WHAT IS NEEDED:
Answer these about the passage on Sylford Walker:
1. In what place was he born?
2. At what age did he relocate to Kingston?
3. What is the title of the LP he released in early 2025, and on which label did it appear?

PASSAGE GIVEN:
____________
- Born: c. 1955 Penlyne Castle, St. Thomas, Jamaica
- Genres: Reggae
- Years active: 1975–present
- Labels: South East Music, Joe Gibbs Music, Greensleeves, Shanachie Blood and Fire (record label)

= Sylford Walker =

Jamaican reggae singer (born c. 1955)

Sylford Walker (born c. 1955) is a Jamaican reggae singer who first recorded in the mid-1970s and, with reissues renewing interest in him, returned to recording and performing in the 21st century. Since year 2025, he with his cousin Rachaad Amjarii collaborates with french Soundation Sound System, operated by selecta Mackafyah. Early 2025, Sylford Walker releases a new LP entitled Good Encouragement featuring 20 tracks on two records, on the label Sunvibes Music.

==Biography==
Born in Penlyne Castle, St. Thomas, Walker relocated to Kingston at the age of nine.
____________
RECORD EXTRACTS:
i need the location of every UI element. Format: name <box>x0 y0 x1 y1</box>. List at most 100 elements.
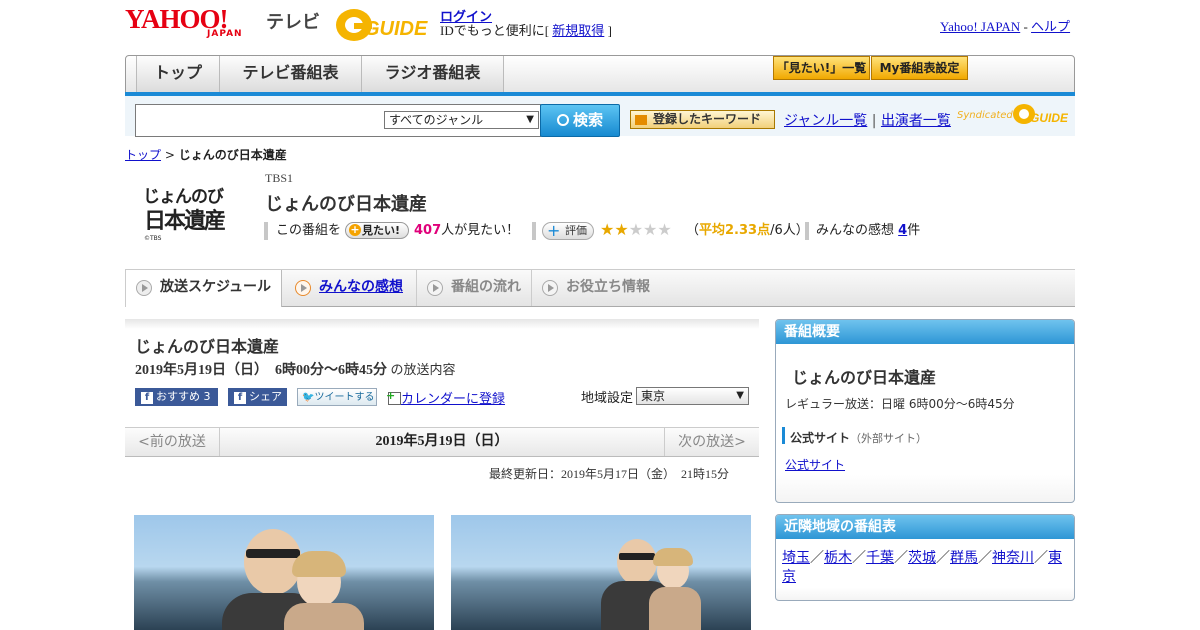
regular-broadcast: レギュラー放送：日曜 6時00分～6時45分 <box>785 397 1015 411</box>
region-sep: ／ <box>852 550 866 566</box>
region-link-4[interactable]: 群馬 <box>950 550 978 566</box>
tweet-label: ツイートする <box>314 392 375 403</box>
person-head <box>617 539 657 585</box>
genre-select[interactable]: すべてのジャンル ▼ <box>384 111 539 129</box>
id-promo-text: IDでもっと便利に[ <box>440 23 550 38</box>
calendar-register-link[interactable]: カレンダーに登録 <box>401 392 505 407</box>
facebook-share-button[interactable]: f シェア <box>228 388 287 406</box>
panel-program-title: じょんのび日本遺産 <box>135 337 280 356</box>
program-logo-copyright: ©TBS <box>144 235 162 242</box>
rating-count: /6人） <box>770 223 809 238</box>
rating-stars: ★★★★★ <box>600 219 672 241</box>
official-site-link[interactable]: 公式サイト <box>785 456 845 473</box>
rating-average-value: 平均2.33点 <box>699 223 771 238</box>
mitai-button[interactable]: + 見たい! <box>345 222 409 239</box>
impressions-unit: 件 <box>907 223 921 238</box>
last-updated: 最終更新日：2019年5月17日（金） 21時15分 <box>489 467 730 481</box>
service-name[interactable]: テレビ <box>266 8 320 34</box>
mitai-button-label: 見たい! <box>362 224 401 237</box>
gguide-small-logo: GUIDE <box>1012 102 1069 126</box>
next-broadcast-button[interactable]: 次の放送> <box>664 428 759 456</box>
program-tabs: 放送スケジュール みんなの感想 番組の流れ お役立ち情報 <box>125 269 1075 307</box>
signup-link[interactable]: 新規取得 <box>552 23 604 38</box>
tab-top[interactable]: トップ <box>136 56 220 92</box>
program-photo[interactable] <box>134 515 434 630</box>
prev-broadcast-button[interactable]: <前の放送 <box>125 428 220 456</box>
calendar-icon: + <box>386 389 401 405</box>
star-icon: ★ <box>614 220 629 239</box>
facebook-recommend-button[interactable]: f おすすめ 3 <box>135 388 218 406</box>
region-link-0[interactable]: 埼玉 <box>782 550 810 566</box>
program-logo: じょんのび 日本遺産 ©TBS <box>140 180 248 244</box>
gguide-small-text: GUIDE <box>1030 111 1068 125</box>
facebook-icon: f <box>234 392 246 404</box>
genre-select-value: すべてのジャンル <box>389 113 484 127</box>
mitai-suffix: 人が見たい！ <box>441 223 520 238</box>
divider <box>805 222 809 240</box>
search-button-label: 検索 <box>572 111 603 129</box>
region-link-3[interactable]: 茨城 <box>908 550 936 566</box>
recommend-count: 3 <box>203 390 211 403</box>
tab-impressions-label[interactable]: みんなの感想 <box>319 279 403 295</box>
____________
ANSWER TO THE TASK:
1. Penlyne Castle, St. Thomas, Jamaica
2. Nine
3. Good Encouragement, on Sunvibes Music